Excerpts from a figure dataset
[BEGIN]

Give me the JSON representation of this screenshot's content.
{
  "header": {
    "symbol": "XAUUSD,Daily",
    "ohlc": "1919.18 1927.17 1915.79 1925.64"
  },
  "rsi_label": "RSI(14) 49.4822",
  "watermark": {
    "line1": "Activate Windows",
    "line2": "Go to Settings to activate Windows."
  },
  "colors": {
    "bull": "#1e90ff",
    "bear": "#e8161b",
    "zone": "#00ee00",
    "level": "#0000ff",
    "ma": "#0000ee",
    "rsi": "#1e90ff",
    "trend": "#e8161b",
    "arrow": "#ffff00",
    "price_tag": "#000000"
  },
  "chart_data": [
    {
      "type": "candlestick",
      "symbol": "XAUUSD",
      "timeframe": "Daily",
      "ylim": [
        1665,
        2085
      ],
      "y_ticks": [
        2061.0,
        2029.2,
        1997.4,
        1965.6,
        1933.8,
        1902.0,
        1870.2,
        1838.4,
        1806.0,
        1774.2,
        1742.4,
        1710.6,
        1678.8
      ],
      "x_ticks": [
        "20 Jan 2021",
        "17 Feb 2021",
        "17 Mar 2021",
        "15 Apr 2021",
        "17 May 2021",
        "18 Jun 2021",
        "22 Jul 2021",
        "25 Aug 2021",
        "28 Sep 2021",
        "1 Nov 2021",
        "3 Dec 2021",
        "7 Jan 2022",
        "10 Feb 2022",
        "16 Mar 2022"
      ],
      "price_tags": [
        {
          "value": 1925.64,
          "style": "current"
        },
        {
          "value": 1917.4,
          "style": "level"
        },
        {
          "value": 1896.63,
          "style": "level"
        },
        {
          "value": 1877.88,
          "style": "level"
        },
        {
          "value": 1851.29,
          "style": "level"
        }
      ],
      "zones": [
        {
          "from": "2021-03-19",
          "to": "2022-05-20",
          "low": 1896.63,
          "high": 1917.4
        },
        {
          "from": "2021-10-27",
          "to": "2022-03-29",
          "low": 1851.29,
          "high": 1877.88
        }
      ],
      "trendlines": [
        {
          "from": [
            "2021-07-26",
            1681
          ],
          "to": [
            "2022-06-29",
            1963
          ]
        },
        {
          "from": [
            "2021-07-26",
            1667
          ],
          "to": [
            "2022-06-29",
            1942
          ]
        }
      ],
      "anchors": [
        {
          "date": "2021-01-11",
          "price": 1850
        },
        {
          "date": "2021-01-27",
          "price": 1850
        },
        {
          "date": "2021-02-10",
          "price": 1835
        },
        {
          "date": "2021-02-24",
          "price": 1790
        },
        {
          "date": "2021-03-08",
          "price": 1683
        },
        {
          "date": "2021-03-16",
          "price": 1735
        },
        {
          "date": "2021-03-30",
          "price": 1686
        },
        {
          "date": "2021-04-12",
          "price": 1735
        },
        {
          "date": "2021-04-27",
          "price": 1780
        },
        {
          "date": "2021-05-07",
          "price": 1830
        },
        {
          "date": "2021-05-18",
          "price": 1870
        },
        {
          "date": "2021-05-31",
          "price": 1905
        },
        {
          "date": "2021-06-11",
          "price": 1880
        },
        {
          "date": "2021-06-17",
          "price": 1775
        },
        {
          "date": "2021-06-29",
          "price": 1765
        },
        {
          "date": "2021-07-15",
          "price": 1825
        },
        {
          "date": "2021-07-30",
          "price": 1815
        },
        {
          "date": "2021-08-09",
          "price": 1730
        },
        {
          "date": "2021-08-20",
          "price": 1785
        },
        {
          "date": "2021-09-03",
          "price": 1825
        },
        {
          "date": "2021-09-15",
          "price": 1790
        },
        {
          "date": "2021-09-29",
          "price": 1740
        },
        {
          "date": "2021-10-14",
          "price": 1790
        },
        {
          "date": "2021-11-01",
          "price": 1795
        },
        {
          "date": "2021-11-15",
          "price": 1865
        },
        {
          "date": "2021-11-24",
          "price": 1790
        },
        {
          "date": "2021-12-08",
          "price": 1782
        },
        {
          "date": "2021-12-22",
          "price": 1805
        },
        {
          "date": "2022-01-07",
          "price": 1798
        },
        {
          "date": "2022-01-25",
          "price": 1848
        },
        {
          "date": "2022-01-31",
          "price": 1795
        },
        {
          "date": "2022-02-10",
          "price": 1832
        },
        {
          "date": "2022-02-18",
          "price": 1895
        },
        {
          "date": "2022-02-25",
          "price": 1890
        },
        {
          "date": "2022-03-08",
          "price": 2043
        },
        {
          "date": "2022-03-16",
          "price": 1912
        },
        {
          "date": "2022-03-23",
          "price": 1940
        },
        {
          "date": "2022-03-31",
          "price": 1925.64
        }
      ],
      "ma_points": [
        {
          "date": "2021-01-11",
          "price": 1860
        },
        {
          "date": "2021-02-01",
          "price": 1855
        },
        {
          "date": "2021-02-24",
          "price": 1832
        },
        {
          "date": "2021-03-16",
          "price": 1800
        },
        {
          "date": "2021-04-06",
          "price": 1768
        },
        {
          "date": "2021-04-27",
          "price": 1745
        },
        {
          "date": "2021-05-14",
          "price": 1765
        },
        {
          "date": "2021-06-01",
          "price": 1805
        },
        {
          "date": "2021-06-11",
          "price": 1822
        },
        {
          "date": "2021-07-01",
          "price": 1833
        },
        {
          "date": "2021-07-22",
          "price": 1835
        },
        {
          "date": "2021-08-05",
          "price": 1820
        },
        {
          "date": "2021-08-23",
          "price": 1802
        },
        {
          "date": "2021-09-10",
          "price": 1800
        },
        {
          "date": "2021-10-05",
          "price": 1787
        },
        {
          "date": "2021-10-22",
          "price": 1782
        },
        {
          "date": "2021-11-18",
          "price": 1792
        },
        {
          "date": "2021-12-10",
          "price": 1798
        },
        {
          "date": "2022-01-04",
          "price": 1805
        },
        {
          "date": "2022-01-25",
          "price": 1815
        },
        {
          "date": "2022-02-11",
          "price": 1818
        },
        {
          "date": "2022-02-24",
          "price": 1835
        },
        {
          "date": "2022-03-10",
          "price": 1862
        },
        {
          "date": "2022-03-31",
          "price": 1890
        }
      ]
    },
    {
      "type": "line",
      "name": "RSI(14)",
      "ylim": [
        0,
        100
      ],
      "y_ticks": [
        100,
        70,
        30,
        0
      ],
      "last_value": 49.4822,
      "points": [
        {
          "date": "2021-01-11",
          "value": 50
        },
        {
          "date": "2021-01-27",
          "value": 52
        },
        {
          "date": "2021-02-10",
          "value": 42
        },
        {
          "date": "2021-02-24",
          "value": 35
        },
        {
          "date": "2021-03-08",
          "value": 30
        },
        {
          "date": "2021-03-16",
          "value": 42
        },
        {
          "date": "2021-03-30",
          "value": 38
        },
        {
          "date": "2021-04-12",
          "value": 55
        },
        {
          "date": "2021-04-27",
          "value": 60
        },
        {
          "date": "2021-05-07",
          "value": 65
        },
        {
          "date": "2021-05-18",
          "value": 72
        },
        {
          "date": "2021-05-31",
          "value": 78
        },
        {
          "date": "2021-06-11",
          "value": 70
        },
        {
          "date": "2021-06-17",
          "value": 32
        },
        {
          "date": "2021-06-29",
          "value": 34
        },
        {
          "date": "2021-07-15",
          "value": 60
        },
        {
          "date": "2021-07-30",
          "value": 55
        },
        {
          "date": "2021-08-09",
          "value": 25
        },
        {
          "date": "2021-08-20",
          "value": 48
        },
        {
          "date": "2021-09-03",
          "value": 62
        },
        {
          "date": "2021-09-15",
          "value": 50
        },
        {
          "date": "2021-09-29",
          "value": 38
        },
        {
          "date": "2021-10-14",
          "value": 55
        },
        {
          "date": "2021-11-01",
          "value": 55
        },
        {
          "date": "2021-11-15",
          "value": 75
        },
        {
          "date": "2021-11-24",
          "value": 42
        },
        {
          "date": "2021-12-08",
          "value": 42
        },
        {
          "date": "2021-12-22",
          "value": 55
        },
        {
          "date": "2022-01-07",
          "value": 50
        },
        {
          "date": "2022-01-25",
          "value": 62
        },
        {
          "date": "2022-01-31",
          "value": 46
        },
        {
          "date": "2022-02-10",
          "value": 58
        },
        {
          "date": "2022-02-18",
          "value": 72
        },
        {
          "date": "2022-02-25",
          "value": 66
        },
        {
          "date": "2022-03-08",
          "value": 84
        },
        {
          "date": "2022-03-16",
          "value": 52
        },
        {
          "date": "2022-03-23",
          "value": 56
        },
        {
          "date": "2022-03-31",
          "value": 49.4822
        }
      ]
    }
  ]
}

[END]

• [WORK REQUIRED] Find the word "Windows" in the entries above and gather every line that holds it.

• [SOLUTION FOR THIS TASK]
    "line1": "Activate Windows",
    "line2": "Go to Settings to activate Windows."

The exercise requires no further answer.